* Start Information shown *

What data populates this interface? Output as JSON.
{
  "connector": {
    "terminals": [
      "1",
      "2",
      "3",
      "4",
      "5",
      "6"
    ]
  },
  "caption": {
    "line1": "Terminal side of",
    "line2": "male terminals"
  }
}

* End Information shown *

Problem to solve: Print the listing above in its entirety, with every line exact.

Result:
What data populates this interface? Output as JSON.
{
  "connector": {
    "terminals": [
      "1",
      "2",
      "3",
      "4",
      "5",
      "6"
    ]
  },
  "caption": {
    "line1": "Terminal side of",
    "line2": "male terminals"
  }
}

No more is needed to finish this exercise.